§ Saved data entries
========================

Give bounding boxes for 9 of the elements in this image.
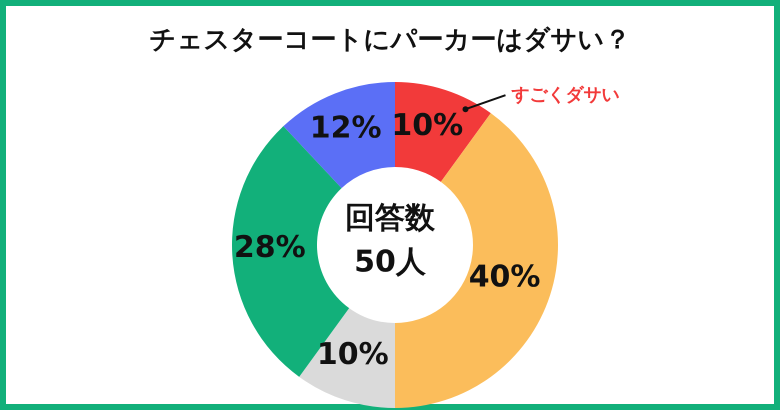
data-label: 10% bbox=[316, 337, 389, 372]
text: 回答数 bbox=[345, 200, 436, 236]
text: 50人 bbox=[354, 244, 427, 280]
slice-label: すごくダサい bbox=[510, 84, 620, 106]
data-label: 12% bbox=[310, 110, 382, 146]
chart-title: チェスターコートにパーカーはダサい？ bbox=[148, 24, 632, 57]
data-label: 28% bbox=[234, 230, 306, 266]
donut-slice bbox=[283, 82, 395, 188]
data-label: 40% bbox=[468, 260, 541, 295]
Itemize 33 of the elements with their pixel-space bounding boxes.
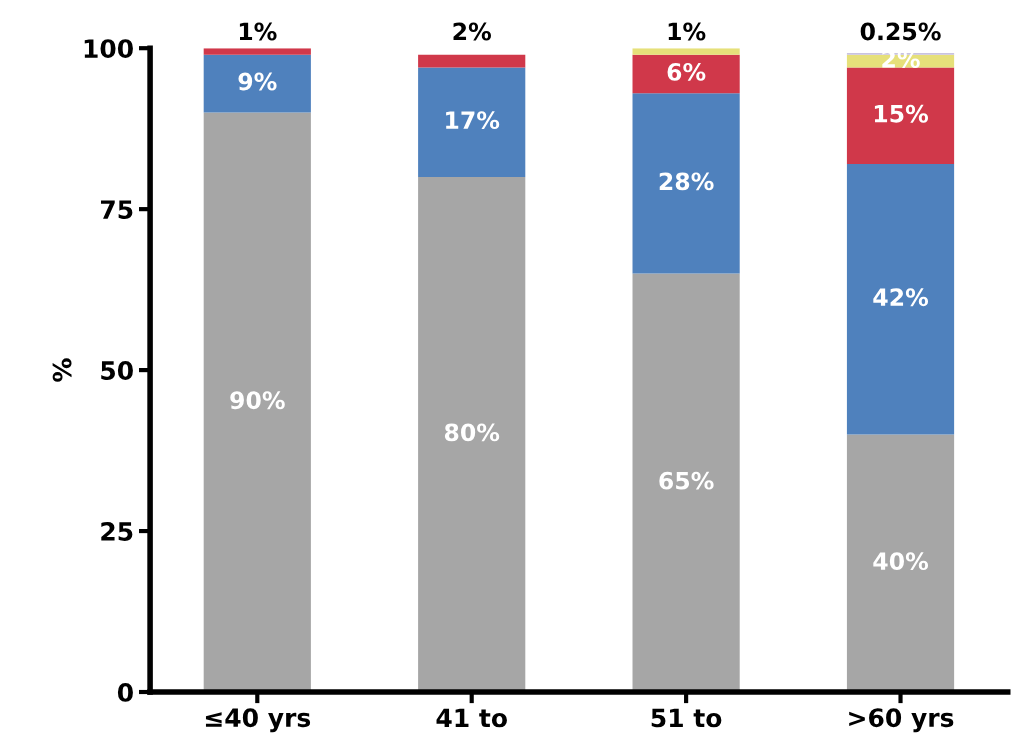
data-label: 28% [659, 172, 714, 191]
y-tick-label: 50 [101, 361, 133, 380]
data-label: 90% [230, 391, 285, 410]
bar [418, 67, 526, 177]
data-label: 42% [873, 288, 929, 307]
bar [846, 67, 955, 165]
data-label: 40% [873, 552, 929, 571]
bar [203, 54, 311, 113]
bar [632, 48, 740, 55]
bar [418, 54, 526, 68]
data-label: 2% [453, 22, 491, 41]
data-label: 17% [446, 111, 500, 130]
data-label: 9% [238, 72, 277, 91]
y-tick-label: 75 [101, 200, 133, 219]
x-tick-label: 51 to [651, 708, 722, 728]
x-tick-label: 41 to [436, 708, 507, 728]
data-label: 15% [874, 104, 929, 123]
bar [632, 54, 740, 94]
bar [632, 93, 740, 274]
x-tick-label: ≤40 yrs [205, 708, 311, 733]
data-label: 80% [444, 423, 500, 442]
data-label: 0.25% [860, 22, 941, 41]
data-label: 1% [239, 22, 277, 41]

========================

Turn every line of the entries above into a Markdown table with the columns "Row" and "Line", numbering each row and skipping blank lines. Leave the pictures out.

§ Result of the task
| Row | Line |
|---|---|
| 1 | Give bounding boxes for 9 of the elements in this image. |
| 2 | data-label: 10% bbox=[316, 337, 389, 372] |
| 3 | text: 回答数 bbox=[345, 200, 436, 236] |
| 4 | text: 50人 bbox=[354, 244, 427, 280] |
| 5 | slice-label: すごくダサい bbox=[510, 84, 620, 106] |
| 6 | data-label: 12% bbox=[310, 110, 382, 146] |
| 7 | chart-title: チェスターコートにパーカーはダサい？ bbox=[148, 24, 632, 57] |
| 8 | data-label: 28% bbox=[234, 230, 306, 266] |
| 9 | donut-slice bbox=[283, 82, 395, 188] |
| 10 | data-label: 40% bbox=[468, 260, 541, 295] |
| 11 | Itemize 33 of the elements with their pixel-space bounding boxes. |
| 12 | data-label: 28% [659, 172, 714, 191] |
| 13 | y-tick-label: 50 [101, 361, 133, 380] |
| 14 | data-label: 90% [230, 391, 285, 410] |
| 15 | bar [418, 67, 526, 177] |
| 16 | data-label: 42% [873, 288, 929, 307] |
| 17 | bar [846, 67, 955, 165] |
| 18 | data-label: 40% [873, 552, 929, 571] |
| 19 | bar [203, 54, 311, 113] |
| 20 | bar [632, 48, 740, 55] |
| 21 | bar [418, 54, 526, 68] |
| 22 | data-label: 2% [453, 22, 491, 41] |
| 23 | data-label: 17% [446, 111, 500, 130] |
| 24 | data-label: 9% [238, 72, 277, 91] |
| 25 | y-tick-label: 75 [101, 200, 133, 219] |
| 26 | x-tick-label: 51 to [651, 708, 722, 728] |
| 27 | x-tick-label: 41 to [436, 708, 507, 728] |
| 28 | data-label: 15% [874, 104, 929, 123] |
| 29 | bar [632, 54, 740, 94] |
| 30 | bar [632, 93, 740, 274] |
| 31 | x-tick-label: ≤40 yrs [205, 708, 311, 733] |
| 32 | data-label: 80% [444, 423, 500, 442] |
| 33 | data-label: 0.25% [860, 22, 941, 41] |
| 34 | data-label: 1% [239, 22, 277, 41] |